━━ Provided data

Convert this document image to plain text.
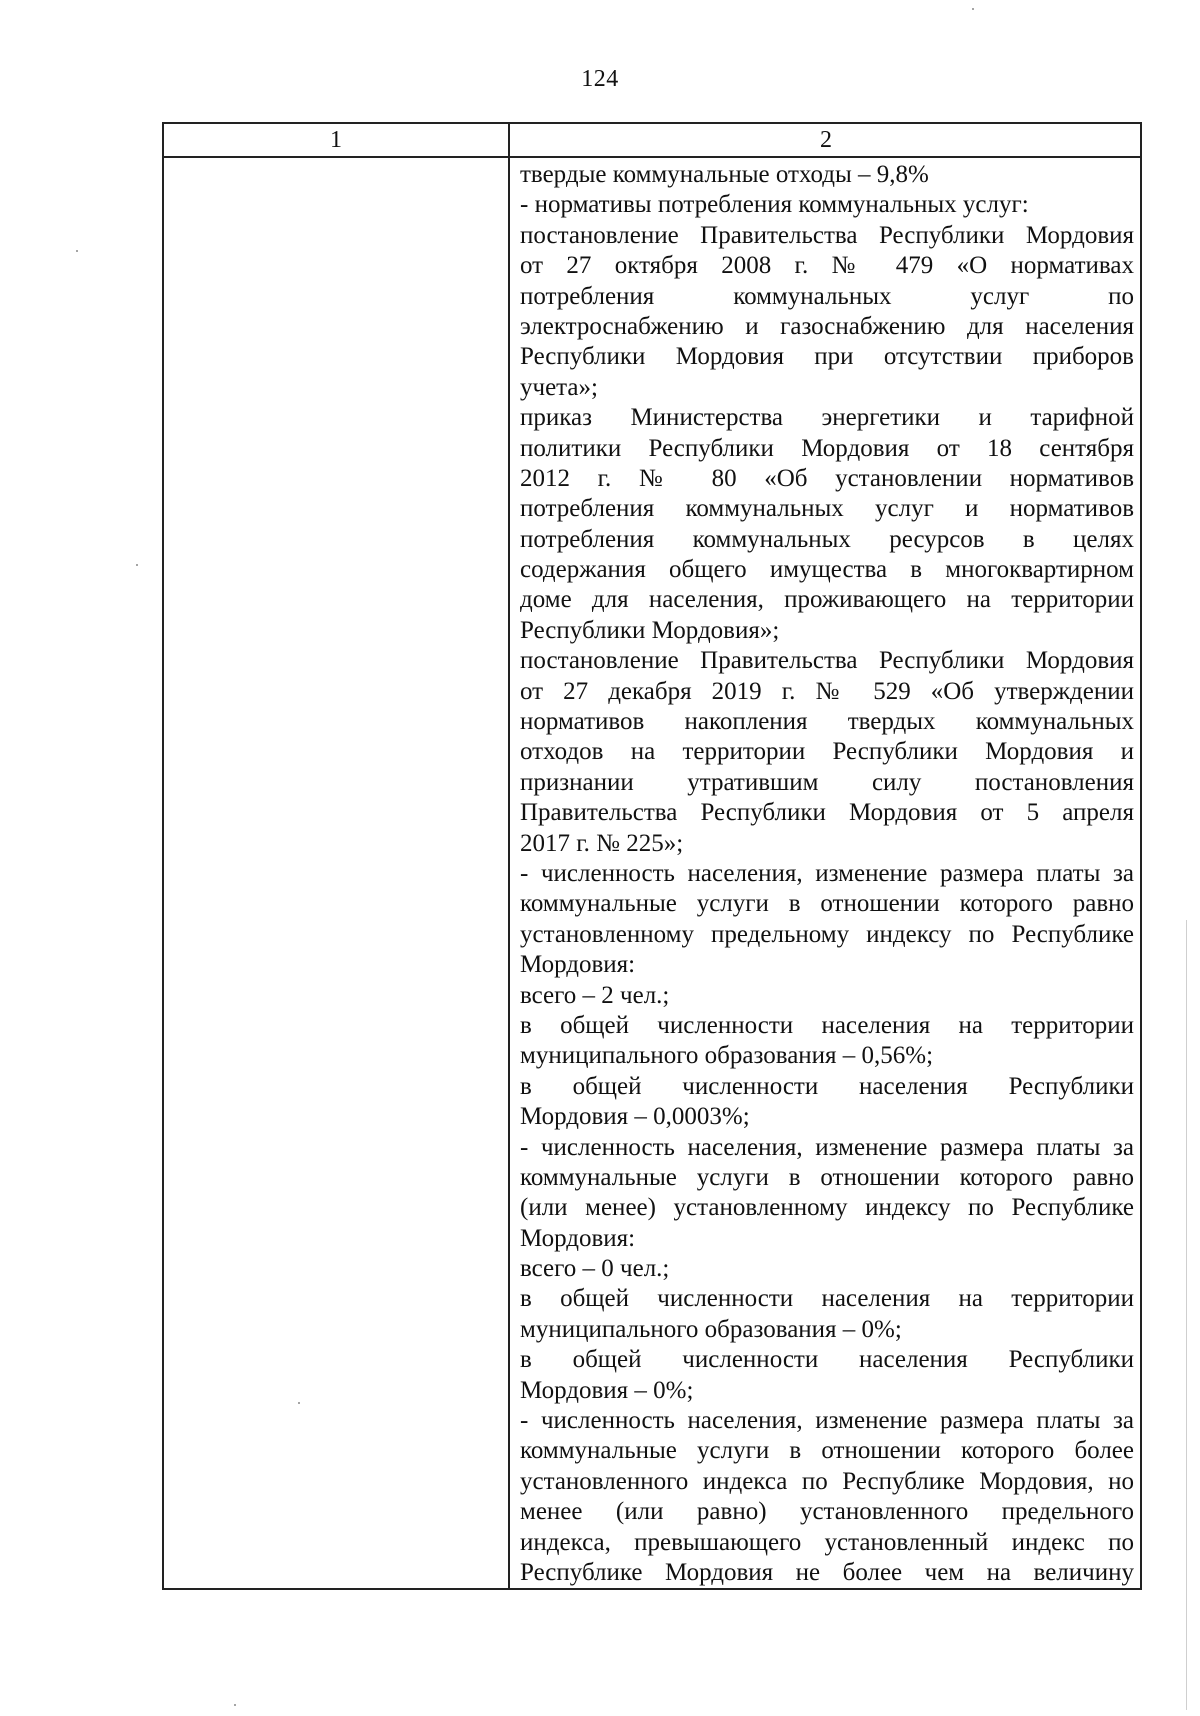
124
1	2
твердые коммунальные отходы – 9,8%
- нормативы потребления коммунальных услуг:
постановление Правительства Республики Мордовия
от 27 октября 2008 г. № 479 «О нормативах
потребления коммунальных услуг по
электроснабжению и газоснабжению для населения
Республики Мордовия при отсутствии приборов
учета»;
приказ Министерства энергетики и тарифной
политики Республики Мордовия от 18 сентября
2012 г. № 80 «Об установлении нормативов
потребления коммунальных услуг и нормативов
потребления коммунальных ресурсов в целях
содержания общего имущества в многоквартирном
доме для населения, проживающего на территории
Республики Мордовия»;
постановление Правительства Республики Мордовия
от 27 декабря 2019 г. № 529 «Об утверждении
нормативов накопления твердых коммунальных
отходов на территории Республики Мордовия и
признании утратившим силу постановления
Правительства Республики Мордовия от 5 апреля
2017 г. № 225»;
- численность населения, изменение размера платы за
коммунальные услуги в отношении которого равно
установленному предельному индексу по Республике
Мордовия:
всего – 2 чел.;
в общей численности населения на территории
муниципального образования – 0,56%;
в общей численности населения Республики
Мордовия – 0,0003%;
- численность населения, изменение размера платы за
коммунальные услуги в отношении которого равно
(или менее) установленному индексу по Республике
Мордовия:
всего – 0 чел.;
в общей численности населения на территории
муниципального образования – 0%;
в общей численности населения Республики
Мордовия – 0%;
- численность населения, изменение размера платы за
коммунальные услуги в отношении которого более
установленного индекса по Республике Мордовия, но
менее (или равно) установленного предельного
индекса, превышающего установленный индекс по
Республике Мордовия не более чем на величину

━━━━

# [Requirements]
Examine the entries and report how many of their lines contain the string "установленного", giving no more than the number.

# [Expected output]
2